=== TASK TO COMPLETE ===
Count the lines below that contain the word "data" and give only that number.

=== THE INPUT ===
___

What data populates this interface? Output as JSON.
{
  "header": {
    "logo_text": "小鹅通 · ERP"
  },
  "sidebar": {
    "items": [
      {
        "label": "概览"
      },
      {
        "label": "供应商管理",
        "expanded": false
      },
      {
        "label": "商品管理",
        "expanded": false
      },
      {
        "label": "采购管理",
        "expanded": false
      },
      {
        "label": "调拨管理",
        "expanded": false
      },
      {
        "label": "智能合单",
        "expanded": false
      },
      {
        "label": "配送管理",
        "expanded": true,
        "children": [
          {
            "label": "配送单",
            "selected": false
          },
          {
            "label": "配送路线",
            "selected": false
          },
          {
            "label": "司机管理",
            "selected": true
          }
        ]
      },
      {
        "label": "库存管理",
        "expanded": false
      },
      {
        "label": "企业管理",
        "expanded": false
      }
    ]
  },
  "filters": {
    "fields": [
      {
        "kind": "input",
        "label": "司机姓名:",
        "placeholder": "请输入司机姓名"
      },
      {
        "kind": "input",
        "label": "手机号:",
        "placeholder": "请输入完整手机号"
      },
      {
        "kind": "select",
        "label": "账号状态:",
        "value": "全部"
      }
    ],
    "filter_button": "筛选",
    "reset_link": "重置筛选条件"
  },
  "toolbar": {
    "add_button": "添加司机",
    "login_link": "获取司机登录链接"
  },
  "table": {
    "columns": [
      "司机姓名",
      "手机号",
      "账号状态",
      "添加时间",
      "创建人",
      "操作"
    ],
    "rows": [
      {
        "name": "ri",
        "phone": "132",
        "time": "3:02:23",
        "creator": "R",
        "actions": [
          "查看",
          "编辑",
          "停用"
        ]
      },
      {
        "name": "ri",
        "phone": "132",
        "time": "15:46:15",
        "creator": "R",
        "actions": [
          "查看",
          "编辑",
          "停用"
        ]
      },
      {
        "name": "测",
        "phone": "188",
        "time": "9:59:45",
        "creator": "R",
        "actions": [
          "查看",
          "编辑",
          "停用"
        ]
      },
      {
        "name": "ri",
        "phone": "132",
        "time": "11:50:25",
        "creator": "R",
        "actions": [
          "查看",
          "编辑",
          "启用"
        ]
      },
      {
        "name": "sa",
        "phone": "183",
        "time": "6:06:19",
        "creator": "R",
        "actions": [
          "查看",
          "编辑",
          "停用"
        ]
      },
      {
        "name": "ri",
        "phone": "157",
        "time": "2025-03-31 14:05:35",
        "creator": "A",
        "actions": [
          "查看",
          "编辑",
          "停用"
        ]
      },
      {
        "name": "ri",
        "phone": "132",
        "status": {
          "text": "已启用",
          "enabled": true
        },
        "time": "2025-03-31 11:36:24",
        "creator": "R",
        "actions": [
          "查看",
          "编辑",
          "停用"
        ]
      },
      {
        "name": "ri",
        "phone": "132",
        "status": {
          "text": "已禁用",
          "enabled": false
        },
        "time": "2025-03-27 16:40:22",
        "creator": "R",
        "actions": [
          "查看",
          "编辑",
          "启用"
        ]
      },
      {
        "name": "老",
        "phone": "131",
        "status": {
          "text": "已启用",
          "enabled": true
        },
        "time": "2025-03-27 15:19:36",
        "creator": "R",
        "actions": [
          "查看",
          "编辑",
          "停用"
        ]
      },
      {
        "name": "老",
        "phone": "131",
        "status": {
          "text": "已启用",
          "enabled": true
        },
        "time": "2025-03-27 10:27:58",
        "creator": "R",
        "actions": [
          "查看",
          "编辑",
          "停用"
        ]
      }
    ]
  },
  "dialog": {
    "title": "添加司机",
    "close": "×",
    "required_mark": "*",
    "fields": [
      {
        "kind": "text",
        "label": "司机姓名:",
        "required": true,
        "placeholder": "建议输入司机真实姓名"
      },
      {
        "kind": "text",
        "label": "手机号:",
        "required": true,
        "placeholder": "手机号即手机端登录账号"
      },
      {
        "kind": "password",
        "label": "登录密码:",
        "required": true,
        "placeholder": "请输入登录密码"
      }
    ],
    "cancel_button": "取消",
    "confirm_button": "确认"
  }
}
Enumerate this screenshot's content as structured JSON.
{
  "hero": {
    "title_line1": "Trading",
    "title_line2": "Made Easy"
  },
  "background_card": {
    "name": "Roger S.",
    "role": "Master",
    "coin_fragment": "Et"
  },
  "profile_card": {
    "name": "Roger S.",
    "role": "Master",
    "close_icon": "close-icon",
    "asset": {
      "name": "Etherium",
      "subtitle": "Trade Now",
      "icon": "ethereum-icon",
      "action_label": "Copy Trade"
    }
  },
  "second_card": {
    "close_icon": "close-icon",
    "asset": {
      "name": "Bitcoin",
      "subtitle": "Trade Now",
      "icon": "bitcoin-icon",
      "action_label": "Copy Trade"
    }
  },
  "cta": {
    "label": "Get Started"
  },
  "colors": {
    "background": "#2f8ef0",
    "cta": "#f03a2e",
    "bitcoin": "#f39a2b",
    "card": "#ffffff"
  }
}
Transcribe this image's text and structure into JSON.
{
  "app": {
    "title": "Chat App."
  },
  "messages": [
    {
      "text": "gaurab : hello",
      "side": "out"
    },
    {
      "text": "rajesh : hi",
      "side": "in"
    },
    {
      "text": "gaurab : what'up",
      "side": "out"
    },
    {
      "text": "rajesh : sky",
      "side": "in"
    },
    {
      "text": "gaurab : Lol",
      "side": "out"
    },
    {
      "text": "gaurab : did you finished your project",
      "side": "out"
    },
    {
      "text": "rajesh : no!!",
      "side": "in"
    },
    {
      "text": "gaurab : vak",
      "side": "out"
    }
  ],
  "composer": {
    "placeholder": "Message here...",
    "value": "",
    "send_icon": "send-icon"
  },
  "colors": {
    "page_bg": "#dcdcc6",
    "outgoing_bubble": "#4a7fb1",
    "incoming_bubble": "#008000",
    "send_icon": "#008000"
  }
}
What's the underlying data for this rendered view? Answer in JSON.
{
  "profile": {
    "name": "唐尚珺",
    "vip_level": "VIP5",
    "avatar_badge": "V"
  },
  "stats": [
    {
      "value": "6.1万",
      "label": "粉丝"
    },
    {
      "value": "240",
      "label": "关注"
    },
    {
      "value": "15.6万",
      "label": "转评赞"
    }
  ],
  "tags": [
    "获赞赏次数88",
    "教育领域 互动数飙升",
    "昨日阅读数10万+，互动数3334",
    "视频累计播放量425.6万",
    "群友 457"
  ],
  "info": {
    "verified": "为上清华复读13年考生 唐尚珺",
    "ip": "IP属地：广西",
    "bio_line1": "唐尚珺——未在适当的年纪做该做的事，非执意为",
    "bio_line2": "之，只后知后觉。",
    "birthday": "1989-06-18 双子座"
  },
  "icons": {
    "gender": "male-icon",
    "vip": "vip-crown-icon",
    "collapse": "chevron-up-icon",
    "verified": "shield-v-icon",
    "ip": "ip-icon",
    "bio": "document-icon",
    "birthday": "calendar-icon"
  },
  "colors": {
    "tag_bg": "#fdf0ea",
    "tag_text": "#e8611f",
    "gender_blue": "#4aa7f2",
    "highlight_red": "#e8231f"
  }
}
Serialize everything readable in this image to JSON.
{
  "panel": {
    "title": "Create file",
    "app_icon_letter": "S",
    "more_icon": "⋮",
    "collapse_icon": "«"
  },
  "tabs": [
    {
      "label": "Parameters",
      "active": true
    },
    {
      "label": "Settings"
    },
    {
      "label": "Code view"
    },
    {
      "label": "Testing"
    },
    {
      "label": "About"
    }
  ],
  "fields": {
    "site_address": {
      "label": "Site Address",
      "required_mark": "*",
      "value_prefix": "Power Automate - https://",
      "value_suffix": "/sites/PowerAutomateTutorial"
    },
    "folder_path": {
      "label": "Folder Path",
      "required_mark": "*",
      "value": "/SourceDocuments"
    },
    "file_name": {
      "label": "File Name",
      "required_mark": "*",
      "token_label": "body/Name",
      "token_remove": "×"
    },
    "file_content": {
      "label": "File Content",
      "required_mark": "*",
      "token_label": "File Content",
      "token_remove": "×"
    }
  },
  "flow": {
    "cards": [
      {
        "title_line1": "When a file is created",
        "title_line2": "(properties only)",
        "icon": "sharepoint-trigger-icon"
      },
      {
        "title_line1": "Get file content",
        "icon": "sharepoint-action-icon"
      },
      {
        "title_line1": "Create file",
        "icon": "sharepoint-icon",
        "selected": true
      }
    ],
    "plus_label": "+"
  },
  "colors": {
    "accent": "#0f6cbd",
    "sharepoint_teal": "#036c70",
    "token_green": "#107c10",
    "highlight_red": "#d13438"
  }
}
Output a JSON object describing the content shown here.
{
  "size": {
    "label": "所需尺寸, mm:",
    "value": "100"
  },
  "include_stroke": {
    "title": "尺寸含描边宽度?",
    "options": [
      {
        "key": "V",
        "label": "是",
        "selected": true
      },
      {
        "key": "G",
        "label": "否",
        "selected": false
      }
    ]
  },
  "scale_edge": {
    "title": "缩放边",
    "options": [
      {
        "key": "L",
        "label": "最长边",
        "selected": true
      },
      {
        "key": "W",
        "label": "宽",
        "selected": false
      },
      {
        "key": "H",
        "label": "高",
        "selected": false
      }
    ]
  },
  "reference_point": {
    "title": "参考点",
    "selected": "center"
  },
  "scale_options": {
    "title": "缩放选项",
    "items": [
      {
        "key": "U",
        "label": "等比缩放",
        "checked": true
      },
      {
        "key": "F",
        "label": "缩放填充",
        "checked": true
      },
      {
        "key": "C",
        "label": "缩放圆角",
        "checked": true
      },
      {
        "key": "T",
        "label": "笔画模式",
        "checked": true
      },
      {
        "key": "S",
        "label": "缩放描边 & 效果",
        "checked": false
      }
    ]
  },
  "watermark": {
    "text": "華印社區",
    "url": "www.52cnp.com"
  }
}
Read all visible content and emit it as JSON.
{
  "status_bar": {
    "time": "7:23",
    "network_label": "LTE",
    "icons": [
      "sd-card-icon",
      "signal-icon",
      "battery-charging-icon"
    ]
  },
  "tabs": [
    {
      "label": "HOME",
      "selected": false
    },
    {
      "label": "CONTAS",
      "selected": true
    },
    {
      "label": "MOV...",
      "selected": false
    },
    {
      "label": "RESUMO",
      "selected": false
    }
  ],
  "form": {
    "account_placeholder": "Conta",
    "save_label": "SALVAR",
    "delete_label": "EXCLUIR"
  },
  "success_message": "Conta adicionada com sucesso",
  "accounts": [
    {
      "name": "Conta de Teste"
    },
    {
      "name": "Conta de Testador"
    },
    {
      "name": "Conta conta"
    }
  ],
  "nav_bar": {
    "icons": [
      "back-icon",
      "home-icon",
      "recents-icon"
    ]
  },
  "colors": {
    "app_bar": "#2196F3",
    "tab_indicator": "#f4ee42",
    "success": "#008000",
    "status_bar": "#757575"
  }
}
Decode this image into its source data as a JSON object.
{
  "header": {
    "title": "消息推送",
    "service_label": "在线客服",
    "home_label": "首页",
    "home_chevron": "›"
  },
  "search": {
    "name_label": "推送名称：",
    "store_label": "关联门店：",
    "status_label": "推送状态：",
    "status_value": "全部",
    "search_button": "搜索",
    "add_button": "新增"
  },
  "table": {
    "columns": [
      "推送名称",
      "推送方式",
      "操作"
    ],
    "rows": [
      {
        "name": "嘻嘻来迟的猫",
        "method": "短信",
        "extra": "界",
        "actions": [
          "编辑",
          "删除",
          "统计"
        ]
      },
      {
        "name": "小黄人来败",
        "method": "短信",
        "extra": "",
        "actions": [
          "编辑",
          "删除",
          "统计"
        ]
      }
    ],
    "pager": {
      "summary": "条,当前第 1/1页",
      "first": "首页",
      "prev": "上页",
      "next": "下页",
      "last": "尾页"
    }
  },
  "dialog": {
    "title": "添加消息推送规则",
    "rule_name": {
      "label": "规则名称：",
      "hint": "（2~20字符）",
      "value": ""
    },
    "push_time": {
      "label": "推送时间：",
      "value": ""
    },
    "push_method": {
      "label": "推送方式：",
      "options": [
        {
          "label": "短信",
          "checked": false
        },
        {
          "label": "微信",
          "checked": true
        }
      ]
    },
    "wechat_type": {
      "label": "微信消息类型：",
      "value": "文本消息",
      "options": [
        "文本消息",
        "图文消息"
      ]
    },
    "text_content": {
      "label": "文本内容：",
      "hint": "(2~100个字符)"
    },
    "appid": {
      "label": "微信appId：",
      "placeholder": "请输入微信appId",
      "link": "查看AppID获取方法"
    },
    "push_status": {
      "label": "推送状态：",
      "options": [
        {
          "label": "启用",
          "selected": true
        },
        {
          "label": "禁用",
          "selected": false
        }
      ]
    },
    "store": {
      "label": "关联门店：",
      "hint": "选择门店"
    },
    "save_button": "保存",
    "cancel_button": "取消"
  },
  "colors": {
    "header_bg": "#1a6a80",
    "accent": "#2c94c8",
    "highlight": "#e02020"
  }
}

___

=== SOLUTION BELOW ===
3